#### DATASET ENTRIES:
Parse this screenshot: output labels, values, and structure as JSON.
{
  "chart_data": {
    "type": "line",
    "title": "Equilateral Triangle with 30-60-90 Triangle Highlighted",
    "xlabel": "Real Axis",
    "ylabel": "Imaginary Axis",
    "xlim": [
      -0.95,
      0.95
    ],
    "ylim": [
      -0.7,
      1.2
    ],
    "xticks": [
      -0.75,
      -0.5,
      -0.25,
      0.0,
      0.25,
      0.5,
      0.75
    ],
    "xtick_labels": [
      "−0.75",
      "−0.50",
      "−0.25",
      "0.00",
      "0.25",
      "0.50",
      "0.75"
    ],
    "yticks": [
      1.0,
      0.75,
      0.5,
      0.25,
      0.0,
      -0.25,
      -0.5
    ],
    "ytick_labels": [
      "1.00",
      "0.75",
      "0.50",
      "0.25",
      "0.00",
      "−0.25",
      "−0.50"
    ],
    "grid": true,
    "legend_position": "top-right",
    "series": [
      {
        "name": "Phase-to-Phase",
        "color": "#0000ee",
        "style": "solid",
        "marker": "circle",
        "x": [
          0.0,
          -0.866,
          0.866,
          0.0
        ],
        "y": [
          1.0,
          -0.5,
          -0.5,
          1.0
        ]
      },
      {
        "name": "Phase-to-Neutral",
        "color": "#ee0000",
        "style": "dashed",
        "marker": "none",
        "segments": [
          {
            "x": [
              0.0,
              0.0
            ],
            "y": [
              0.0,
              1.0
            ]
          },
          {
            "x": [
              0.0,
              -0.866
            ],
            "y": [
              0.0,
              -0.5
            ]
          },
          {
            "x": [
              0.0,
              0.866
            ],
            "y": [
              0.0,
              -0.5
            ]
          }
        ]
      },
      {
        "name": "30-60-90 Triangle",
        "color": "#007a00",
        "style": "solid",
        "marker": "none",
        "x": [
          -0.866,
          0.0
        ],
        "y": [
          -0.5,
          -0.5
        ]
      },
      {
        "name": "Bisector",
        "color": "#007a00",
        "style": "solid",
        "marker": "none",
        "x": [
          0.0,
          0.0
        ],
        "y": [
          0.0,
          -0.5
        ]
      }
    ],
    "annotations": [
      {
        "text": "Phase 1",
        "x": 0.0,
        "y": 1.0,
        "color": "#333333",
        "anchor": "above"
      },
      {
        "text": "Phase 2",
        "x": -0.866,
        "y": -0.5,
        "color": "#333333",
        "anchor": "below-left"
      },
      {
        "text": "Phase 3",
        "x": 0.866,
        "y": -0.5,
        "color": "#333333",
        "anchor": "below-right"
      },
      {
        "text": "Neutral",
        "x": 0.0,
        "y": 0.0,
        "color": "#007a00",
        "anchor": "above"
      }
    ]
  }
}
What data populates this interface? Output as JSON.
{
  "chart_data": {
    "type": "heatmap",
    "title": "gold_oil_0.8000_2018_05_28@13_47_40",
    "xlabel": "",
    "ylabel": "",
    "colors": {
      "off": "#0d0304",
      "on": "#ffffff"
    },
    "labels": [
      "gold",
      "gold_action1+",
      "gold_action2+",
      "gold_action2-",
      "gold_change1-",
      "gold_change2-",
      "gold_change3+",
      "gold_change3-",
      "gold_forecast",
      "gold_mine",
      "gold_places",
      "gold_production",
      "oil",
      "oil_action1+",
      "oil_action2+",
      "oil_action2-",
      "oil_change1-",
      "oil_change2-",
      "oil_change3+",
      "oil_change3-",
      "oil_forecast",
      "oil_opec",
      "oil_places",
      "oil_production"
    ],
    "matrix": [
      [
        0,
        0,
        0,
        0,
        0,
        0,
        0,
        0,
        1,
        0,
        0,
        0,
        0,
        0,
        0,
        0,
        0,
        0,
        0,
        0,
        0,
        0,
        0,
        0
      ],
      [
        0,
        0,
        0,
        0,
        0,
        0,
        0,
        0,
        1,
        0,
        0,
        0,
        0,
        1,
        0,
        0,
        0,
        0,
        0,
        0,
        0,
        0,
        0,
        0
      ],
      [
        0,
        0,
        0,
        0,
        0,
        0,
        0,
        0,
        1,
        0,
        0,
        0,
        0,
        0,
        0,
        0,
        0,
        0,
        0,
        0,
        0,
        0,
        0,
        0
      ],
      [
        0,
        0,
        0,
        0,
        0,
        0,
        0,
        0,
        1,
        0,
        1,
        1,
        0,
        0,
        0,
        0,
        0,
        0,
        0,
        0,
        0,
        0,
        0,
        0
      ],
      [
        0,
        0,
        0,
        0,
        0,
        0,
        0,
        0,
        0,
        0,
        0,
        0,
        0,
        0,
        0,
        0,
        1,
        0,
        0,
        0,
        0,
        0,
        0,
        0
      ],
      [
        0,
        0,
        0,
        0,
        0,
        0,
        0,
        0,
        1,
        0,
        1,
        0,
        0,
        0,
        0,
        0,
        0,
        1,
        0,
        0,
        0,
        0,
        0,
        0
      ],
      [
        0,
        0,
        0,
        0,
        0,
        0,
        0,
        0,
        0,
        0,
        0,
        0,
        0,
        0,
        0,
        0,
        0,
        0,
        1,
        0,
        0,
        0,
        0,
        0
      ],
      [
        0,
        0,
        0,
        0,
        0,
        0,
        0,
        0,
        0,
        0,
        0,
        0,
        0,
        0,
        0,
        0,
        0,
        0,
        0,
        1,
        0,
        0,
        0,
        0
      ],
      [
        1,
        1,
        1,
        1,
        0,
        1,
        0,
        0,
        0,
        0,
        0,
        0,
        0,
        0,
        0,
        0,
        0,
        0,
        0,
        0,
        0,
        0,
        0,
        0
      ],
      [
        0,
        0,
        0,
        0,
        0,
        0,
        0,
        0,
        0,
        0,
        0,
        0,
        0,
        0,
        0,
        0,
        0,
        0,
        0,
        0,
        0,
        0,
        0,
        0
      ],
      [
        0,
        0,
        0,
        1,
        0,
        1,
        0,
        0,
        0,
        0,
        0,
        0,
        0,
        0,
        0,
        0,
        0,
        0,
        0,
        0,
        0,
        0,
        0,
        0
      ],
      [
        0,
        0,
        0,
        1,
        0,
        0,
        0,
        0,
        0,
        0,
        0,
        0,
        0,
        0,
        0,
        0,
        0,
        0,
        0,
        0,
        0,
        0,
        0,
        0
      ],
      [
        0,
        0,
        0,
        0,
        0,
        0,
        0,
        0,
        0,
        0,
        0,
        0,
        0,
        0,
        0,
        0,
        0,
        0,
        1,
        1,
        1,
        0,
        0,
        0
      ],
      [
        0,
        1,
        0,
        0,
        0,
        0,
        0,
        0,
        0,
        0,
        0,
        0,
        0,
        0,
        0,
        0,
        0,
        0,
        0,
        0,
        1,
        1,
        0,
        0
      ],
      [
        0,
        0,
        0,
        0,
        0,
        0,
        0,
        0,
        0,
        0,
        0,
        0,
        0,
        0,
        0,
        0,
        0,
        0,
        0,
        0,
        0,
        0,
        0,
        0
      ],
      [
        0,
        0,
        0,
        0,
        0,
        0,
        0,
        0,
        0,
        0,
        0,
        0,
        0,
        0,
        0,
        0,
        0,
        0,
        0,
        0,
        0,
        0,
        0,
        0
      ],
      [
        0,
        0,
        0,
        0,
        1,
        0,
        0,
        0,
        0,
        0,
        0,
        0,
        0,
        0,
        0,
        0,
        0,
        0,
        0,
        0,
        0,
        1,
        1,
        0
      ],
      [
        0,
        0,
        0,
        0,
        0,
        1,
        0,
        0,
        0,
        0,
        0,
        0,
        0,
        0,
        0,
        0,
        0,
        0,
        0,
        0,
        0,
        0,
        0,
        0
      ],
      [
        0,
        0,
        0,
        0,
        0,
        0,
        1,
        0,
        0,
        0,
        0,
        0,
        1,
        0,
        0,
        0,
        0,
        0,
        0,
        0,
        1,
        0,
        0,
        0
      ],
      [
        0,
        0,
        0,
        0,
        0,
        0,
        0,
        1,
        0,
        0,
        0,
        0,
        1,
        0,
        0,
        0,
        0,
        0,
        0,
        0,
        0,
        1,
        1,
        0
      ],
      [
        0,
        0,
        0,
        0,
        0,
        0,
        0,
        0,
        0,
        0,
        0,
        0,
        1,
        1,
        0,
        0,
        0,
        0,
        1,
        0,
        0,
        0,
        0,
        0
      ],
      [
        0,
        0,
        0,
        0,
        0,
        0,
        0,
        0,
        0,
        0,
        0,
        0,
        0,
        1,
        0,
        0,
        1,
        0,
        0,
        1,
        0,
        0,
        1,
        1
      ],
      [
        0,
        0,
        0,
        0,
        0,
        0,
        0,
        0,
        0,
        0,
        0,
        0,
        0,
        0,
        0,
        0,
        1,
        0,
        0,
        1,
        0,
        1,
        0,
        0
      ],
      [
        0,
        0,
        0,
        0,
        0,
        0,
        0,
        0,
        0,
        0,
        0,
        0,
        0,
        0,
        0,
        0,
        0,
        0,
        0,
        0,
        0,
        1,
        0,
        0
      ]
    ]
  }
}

#### SHORT TASK:
Check each line in the records for the word "Triangle" and say how many have it, with nothing else.

#### FINISHED ANSWER:
2